start Dataset content

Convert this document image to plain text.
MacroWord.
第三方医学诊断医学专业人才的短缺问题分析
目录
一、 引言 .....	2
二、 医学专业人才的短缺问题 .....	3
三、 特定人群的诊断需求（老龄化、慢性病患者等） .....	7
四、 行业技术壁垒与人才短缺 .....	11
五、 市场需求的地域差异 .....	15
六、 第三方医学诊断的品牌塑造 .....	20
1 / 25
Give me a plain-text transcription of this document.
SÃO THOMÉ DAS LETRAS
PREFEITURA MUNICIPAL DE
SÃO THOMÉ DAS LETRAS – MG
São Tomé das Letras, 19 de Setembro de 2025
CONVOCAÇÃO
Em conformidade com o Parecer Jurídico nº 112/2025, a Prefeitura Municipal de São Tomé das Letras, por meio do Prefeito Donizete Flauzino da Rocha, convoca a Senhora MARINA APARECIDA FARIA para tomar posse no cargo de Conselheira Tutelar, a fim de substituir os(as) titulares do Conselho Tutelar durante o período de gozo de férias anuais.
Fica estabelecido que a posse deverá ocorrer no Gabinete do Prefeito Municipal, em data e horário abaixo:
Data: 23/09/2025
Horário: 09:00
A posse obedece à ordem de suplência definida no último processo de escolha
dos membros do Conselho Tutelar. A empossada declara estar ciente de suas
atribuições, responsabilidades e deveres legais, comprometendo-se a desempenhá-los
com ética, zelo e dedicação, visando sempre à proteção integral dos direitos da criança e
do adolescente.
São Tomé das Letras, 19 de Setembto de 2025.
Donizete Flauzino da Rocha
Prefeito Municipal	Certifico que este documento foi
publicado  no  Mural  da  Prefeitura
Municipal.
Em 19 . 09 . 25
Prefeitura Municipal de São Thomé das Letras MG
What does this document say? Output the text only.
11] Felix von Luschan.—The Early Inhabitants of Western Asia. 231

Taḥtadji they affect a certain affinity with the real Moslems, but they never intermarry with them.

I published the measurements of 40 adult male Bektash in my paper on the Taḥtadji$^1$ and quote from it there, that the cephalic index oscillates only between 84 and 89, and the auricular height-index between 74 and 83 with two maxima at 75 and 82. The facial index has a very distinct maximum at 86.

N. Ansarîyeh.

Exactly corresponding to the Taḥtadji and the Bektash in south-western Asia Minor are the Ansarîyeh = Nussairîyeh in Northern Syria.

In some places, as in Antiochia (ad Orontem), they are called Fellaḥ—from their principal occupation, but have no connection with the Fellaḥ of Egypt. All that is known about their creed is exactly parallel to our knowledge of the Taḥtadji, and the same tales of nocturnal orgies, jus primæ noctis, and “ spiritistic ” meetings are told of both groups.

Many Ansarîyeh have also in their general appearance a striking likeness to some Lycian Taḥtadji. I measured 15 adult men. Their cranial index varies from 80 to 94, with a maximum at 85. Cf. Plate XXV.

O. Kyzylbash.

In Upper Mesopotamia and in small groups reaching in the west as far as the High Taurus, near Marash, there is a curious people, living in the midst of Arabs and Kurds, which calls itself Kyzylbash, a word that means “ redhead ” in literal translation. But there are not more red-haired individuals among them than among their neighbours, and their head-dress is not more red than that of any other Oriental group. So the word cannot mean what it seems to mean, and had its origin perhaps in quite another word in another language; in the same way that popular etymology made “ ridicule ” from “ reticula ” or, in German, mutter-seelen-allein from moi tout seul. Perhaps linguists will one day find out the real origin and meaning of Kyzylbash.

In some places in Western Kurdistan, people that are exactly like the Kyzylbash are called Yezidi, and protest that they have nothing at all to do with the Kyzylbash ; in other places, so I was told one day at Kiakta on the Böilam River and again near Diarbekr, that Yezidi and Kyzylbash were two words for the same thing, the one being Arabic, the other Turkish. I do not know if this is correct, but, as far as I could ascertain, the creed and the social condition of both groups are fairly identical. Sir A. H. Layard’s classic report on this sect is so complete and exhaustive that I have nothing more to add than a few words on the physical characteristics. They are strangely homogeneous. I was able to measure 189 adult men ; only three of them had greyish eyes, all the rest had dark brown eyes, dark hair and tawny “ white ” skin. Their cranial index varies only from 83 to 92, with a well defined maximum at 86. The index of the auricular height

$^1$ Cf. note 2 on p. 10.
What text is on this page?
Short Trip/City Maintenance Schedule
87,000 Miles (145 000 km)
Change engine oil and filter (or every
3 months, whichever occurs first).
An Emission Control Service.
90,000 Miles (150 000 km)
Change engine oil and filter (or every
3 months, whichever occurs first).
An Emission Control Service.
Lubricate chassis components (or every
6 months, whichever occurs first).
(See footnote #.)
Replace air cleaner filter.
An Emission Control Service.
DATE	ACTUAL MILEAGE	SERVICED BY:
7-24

end Dataset content

Given instruction: The listing above must be transcribed exactly, line by line.

Written response:
Convert this document image to plain text.
MacroWord.
第三方医学诊断医学专业人才的短缺问题分析
目录
一、 引言 .....	2
二、 医学专业人才的短缺问题 .....	3
三、 特定人群的诊断需求（老龄化、慢性病患者等） .....	7
四、 行业技术壁垒与人才短缺 .....	11
五、 市场需求的地域差异 .....	15
六、 第三方医学诊断的品牌塑造 .....	20
1 / 25
Give me a plain-text transcription of this document.
SÃO THOMÉ DAS LETRAS
PREFEITURA MUNICIPAL DE
SÃO THOMÉ DAS LETRAS – MG
São Tomé das Letras, 19 de Setembro de 2025
CONVOCAÇÃO
Em conformidade com o Parecer Jurídico nº 112/2025, a Prefeitura Municipal de São Tomé das Letras, por meio do Prefeito Donizete Flauzino da Rocha, convoca a Senhora MARINA APARECIDA FARIA para tomar posse no cargo de Conselheira Tutelar, a fim de substituir os(as) titulares do Conselho Tutelar durante o período de gozo de férias anuais.
Fica estabelecido que a posse deverá ocorrer no Gabinete do Prefeito Municipal, em data e horário abaixo:
Data: 23/09/2025
Horário: 09:00
A posse obedece à ordem de suplência definida no último processo de escolha
dos membros do Conselho Tutelar. A empossada declara estar ciente de suas
atribuições, responsabilidades e deveres legais, comprometendo-se a desempenhá-los
com ética, zelo e dedicação, visando sempre à proteção integral dos direitos da criança e
do adolescente.
São Tomé das Letras, 19 de Setembto de 2025.
Donizete Flauzino da Rocha
Prefeito Municipal	Certifico que este documento foi
publicado  no  Mural  da  Prefeitura
Municipal.
Em 19 . 09 . 25
Prefeitura Municipal de São Thomé das Letras MG
What does this document say? Output the text only.
11] Felix von Luschan.—The Early Inhabitants of Western Asia. 231

Taḥtadji they affect a certain affinity with the real Moslems, but they never intermarry with them.

I published the measurements of 40 adult male Bektash in my paper on the Taḥtadji$^1$ and quote from it there, that the cephalic index oscillates only between 84 and 89, and the auricular height-index between 74 and 83 with two maxima at 75 and 82. The facial index has a very distinct maximum at 86.

N. Ansarîyeh.

Exactly corresponding to the Taḥtadji and the Bektash in south-western Asia Minor are the Ansarîyeh = Nussairîyeh in Northern Syria.

In some places, as in Antiochia (ad Orontem), they are called Fellaḥ—from their principal occupation, but have no connection with the Fellaḥ of Egypt. All that is known about their creed is exactly parallel to our knowledge of the Taḥtadji, and the same tales of nocturnal orgies, jus primæ noctis, and “ spiritistic ” meetings are told of both groups.

Many Ansarîyeh have also in their general appearance a striking likeness to some Lycian Taḥtadji. I measured 15 adult men. Their cranial index varies from 80 to 94, with a maximum at 85. Cf. Plate XXV.

O. Kyzylbash.

In Upper Mesopotamia and in small groups reaching in the west as far as the High Taurus, near Marash, there is a curious people, living in the midst of Arabs and Kurds, which calls itself Kyzylbash, a word that means “ redhead ” in literal translation. But there are not more red-haired individuals among them than among their neighbours, and their head-dress is not more red than that of any other Oriental group. So the word cannot mean what it seems to mean, and had its origin perhaps in quite another word in another language; in the same way that popular etymology made “ ridicule ” from “ reticula ” or, in German, mutter-seelen-allein from moi tout seul. Perhaps linguists will one day find out the real origin and meaning of Kyzylbash.

In some places in Western Kurdistan, people that are exactly like the Kyzylbash are called Yezidi, and protest that they have nothing at all to do with the Kyzylbash ; in other places, so I was told one day at Kiakta on the Böilam River and again near Diarbekr, that Yezidi and Kyzylbash were two words for the same thing, the one being Arabic, the other Turkish. I do not know if this is correct, but, as far as I could ascertain, the creed and the social condition of both groups are fairly identical. Sir A. H. Layard’s classic report on this sect is so complete and exhaustive that I have nothing more to add than a few words on the physical characteristics. They are strangely homogeneous. I was able to measure 189 adult men ; only three of them had greyish eyes, all the rest had dark brown eyes, dark hair and tawny “ white ” skin. Their cranial index varies only from 83 to 92, with a well defined maximum at 86. The index of the auricular height

$^1$ Cf. note 2 on p. 10.
What text is on this page?
Short Trip/City Maintenance Schedule
87,000 Miles (145 000 km)
Change engine oil and filter (or every
3 months, whichever occurs first).
An Emission Control Service.
90,000 Miles (150 000 km)
Change engine oil and filter (or every
3 months, whichever occurs first).
An Emission Control Service.
Lubricate chassis components (or every
6 months, whichever occurs first).
(See footnote #.)
Replace air cleaner filter.
An Emission Control Service.
DATE	ACTUAL MILEAGE	SERVICED BY:
7-24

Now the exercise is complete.